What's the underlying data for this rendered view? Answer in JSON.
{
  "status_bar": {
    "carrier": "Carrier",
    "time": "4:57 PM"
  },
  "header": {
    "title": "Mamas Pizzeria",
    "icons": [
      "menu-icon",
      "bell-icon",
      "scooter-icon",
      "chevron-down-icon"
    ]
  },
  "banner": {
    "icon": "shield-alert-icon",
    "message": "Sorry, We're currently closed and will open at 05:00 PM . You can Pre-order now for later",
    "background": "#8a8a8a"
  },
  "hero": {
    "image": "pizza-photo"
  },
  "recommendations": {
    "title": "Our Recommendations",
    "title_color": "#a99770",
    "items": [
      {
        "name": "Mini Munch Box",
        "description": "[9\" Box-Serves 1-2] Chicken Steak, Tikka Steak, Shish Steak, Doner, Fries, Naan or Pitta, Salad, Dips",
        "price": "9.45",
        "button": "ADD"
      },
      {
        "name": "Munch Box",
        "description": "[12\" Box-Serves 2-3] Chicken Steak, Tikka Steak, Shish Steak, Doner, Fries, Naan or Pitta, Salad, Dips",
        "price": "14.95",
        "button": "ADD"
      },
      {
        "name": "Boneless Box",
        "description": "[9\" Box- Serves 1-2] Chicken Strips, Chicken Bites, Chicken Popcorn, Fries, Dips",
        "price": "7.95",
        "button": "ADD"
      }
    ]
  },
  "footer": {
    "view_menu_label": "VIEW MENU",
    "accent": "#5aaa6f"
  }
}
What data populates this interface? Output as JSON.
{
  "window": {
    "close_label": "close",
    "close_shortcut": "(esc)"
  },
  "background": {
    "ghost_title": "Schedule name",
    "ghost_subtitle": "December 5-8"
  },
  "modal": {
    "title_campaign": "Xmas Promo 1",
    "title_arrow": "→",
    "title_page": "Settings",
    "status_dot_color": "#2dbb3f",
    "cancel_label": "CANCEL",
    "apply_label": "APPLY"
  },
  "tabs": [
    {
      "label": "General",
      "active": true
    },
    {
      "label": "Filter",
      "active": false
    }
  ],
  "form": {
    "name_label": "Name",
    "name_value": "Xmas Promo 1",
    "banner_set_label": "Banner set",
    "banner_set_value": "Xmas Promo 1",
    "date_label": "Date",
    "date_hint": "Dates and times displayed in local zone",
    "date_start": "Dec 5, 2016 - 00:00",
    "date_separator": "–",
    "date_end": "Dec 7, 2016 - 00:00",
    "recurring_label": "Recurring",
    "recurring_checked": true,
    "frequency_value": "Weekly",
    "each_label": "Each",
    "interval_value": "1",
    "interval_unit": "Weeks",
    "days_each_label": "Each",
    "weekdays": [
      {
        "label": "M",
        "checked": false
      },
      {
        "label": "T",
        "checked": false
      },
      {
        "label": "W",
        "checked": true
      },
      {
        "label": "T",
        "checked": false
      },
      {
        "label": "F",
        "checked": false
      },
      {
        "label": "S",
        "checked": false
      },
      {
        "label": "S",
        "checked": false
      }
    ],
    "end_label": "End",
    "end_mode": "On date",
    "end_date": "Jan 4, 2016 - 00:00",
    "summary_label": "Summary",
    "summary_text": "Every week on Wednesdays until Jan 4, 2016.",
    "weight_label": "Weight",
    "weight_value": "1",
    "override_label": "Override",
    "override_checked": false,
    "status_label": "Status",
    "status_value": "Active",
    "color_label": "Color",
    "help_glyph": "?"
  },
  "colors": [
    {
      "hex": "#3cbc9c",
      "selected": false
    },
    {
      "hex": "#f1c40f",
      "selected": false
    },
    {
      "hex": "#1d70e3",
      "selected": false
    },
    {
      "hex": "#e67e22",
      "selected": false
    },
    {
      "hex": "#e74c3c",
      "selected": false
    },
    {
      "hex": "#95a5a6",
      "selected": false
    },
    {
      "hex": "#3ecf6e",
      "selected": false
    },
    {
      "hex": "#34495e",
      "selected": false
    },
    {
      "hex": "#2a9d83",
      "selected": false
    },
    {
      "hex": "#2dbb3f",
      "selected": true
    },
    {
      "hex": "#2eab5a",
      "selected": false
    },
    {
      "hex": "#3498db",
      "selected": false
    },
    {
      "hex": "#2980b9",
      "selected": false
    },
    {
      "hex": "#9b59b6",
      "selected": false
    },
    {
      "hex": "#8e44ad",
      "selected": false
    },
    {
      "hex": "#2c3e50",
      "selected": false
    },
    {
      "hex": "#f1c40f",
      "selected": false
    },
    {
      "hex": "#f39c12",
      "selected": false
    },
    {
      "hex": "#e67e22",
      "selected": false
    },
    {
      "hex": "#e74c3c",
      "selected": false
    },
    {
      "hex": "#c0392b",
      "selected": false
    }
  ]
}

★ ★ ★ ★

Work to complete
Reproduce the records above exactly as they appear.

Solution
What's the underlying data for this rendered view? Answer in JSON.
{
  "status_bar": {
    "carrier": "Carrier",
    "time": "4:57 PM"
  },
  "header": {
    "title": "Mamas Pizzeria",
    "icons": [
      "menu-icon",
      "bell-icon",
      "scooter-icon",
      "chevron-down-icon"
    ]
  },
  "banner": {
    "icon": "shield-alert-icon",
    "message": "Sorry, We're currently closed and will open at 05:00 PM . You can Pre-order now for later",
    "background": "#8a8a8a"
  },
  "hero": {
    "image": "pizza-photo"
  },
  "recommendations": {
    "title": "Our Recommendations",
    "title_color": "#a99770",
    "items": [
      {
        "name": "Mini Munch Box",
        "description": "[9\" Box-Serves 1-2] Chicken Steak, Tikka Steak, Shish Steak, Doner, Fries, Naan or Pitta, Salad, Dips",
        "price": "9.45",
        "button": "ADD"
      },
      {
        "name": "Munch Box",
        "description": "[12\" Box-Serves 2-3] Chicken Steak, Tikka Steak, Shish Steak, Doner, Fries, Naan or Pitta, Salad, Dips",
        "price": "14.95",
        "button": "ADD"
      },
      {
        "name": "Boneless Box",
        "description": "[9\" Box- Serves 1-2] Chicken Strips, Chicken Bites, Chicken Popcorn, Fries, Dips",
        "price": "7.95",
        "button": "ADD"
      }
    ]
  },
  "footer": {
    "view_menu_label": "VIEW MENU",
    "accent": "#5aaa6f"
  }
}
What data populates this interface? Output as JSON.
{
  "window": {
    "close_label": "close",
    "close_shortcut": "(esc)"
  },
  "background": {
    "ghost_title": "Schedule name",
    "ghost_subtitle": "December 5-8"
  },
  "modal": {
    "title_campaign": "Xmas Promo 1",
    "title_arrow": "→",
    "title_page": "Settings",
    "status_dot_color": "#2dbb3f",
    "cancel_label": "CANCEL",
    "apply_label": "APPLY"
  },
  "tabs": [
    {
      "label": "General",
      "active": true
    },
    {
      "label": "Filter",
      "active": false
    }
  ],
  "form": {
    "name_label": "Name",
    "name_value": "Xmas Promo 1",
    "banner_set_label": "Banner set",
    "banner_set_value": "Xmas Promo 1",
    "date_label": "Date",
    "date_hint": "Dates and times displayed in local zone",
    "date_start": "Dec 5, 2016 - 00:00",
    "date_separator": "–",
    "date_end": "Dec 7, 2016 - 00:00",
    "recurring_label": "Recurring",
    "recurring_checked": true,
    "frequency_value": "Weekly",
    "each_label": "Each",
    "interval_value": "1",
    "interval_unit": "Weeks",
    "days_each_label": "Each",
    "weekdays": [
      {
        "label": "M",
        "checked": false
      },
      {
        "label": "T",
        "checked": false
      },
      {
        "label": "W",
        "checked": true
      },
      {
        "label": "T",
        "checked": false
      },
      {
        "label": "F",
        "checked": false
      },
      {
        "label": "S",
        "checked": false
      },
      {
        "label": "S",
        "checked": false
      }
    ],
    "end_label": "End",
    "end_mode": "On date",
    "end_date": "Jan 4, 2016 - 00:00",
    "summary_label": "Summary",
    "summary_text": "Every week on Wednesdays until Jan 4, 2016.",
    "weight_label": "Weight",
    "weight_value": "1",
    "override_label": "Override",
    "override_checked": false,
    "status_label": "Status",
    "status_value": "Active",
    "color_label": "Color",
    "help_glyph": "?"
  },
  "colors": [
    {
      "hex": "#3cbc9c",
      "selected": false
    },
    {
      "hex": "#f1c40f",
      "selected": false
    },
    {
      "hex": "#1d70e3",
      "selected": false
    },
    {
      "hex": "#e67e22",
      "selected": false
    },
    {
      "hex": "#e74c3c",
      "selected": false
    },
    {
      "hex": "#95a5a6",
      "selected": false
    },
    {
      "hex": "#3ecf6e",
      "selected": false
    },
    {
      "hex": "#34495e",
      "selected": false
    },
    {
      "hex": "#2a9d83",
      "selected": false
    },
    {
      "hex": "#2dbb3f",
      "selected": true
    },
    {
      "hex": "#2eab5a",
      "selected": false
    },
    {
      "hex": "#3498db",
      "selected": false
    },
    {
      "hex": "#2980b9",
      "selected": false
    },
    {
      "hex": "#9b59b6",
      "selected": false
    },
    {
      "hex": "#8e44ad",
      "selected": false
    },
    {
      "hex": "#2c3e50",
      "selected": false
    },
    {
      "hex": "#f1c40f",
      "selected": false
    },
    {
      "hex": "#f39c12",
      "selected": false
    },
    {
      "hex": "#e67e22",
      "selected": false
    },
    {
      "hex": "#e74c3c",
      "selected": false
    },
    {
      "hex": "#c0392b",
      "selected": false
    }
  ]
}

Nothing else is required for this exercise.